Please reproduce word for word the lines in the entries below, from the line with "x-axis-title: Time (1" to the line with "x-tick-label: 3000 <box>264 142 282 151</box>", both included.

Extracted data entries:

==================================================

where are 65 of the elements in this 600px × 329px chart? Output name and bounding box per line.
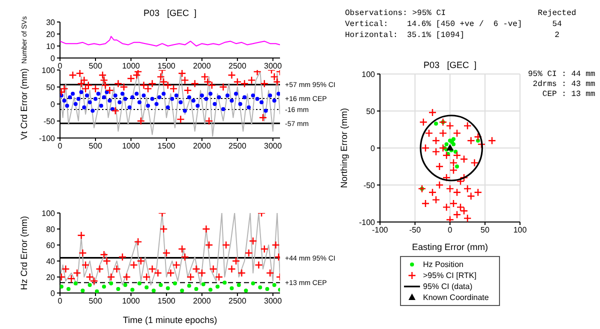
x-axis-title: Time (1 minute epochs) <box>122 315 218 325</box>
x-tick-label: 100 <box>513 226 528 235</box>
legend-label: >95% CI [RTK] <box>423 270 476 281</box>
x-axis-title: Easting Error (mm) <box>412 242 488 252</box>
text: 2drms : 43 mm <box>532 80 596 90</box>
x-tick-label: 3000 <box>264 142 282 151</box>
y-axis-title: Hz Crd Error (mm) <box>19 216 30 290</box>
x-tick-label: 3000 <box>264 62 282 71</box>
x-tick-label: 0 <box>58 62 63 71</box>
chart-title: P03 [GEC ] <box>422 60 478 70</box>
x-tick-label: 50 <box>480 226 490 235</box>
x-tick-label: 2500 <box>228 296 247 306</box>
x-tick-label: 2000 <box>193 142 212 151</box>
x-tick-label: 1500 <box>158 142 176 151</box>
y-tick-label: 100 <box>362 70 376 79</box>
chart-title: P03 [GEC ] <box>142 8 198 18</box>
text: 95% CI (data) <box>423 281 472 292</box>
x-tick-label: 2500 <box>228 62 247 71</box>
text: 35.1% [1094] <box>407 30 466 41</box>
y-tick-label: 50 <box>46 82 56 92</box>
x-tick-label: 1000 <box>122 62 140 71</box>
x-tick-label: 2000 <box>193 62 212 71</box>
y-tick-label: -50 <box>363 180 376 190</box>
y-tick-label: 0 <box>50 54 56 63</box>
y-tick-label: 20 <box>46 30 56 39</box>
x-tick-label: 0 <box>58 296 63 306</box>
x-tick-label: -50 <box>409 226 422 235</box>
y-tick-label: -100 <box>358 218 376 227</box>
text: Observations: >95% CI <box>345 8 447 19</box>
y-tick-label: 100 <box>42 208 56 218</box>
text: Vertical: <box>345 19 390 30</box>
y-tick-label: 80 <box>46 224 56 234</box>
y-tick-label: 0 <box>50 288 56 298</box>
x-tick-label: 2500 <box>228 142 247 151</box>
y-axis-title: Vt Crd Error (mm) <box>19 68 30 140</box>
y-tick-label: 30 <box>46 18 56 27</box>
y-tick-label: 60 <box>46 240 56 250</box>
x-tick-label: 1000 <box>122 142 140 151</box>
y-tick-label: 0 <box>50 100 56 109</box>
y-axis-title: Northing Error (mm) <box>339 108 350 188</box>
x-tick-label: 2000 <box>193 296 212 306</box>
text: CEP : 13 mm <box>541 90 596 100</box>
y-tick-label: 20 <box>46 272 56 282</box>
x-tick-label: 500 <box>88 296 103 306</box>
y-tick-label: -50 <box>43 116 56 126</box>
text: 2 <box>554 30 560 41</box>
x-tick-label: 1500 <box>158 62 176 71</box>
text: 95% CI : 44 mm <box>528 70 596 80</box>
y-tick-label: 40 <box>46 256 56 266</box>
x-tick-label: 0 <box>448 226 453 235</box>
text: 14.6% [450 +ve / 6 -ve] <box>407 19 524 30</box>
text: Rejected <box>536 8 578 19</box>
x-tick-label: 1500 <box>158 296 176 306</box>
y-tick-label: 50 <box>366 106 376 116</box>
text: 54 <box>551 19 563 30</box>
x-tick-label: 3000 <box>264 296 282 306</box>
x-tick-label: 500 <box>88 142 103 151</box>
y-tick-label: 10 <box>46 42 56 51</box>
text: Horizontal: <box>345 30 399 41</box>
x-tick-label: 500 <box>88 62 103 71</box>
legend-label: Known Coordinate <box>423 292 489 303</box>
legend-label: Hz Position <box>423 259 464 270</box>
x-tick-label: 0 <box>58 142 63 151</box>
x-tick-label: 1000 <box>122 296 140 306</box>
y-tick-label: -100 <box>38 134 56 143</box>
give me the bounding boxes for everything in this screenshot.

==================================================

[Response]:
x-axis-title: Time (1 minute epochs) <box>122 315 218 325</box>
x-tick-label: 100 <box>513 226 528 235</box>
legend-label: >95% CI [RTK] <box>423 270 476 281</box>
x-axis-title: Easting Error (mm) <box>412 242 488 252</box>
text: 2drms : 43 mm <box>532 80 596 90</box>
x-tick-label: 3000 <box>264 142 282 151</box>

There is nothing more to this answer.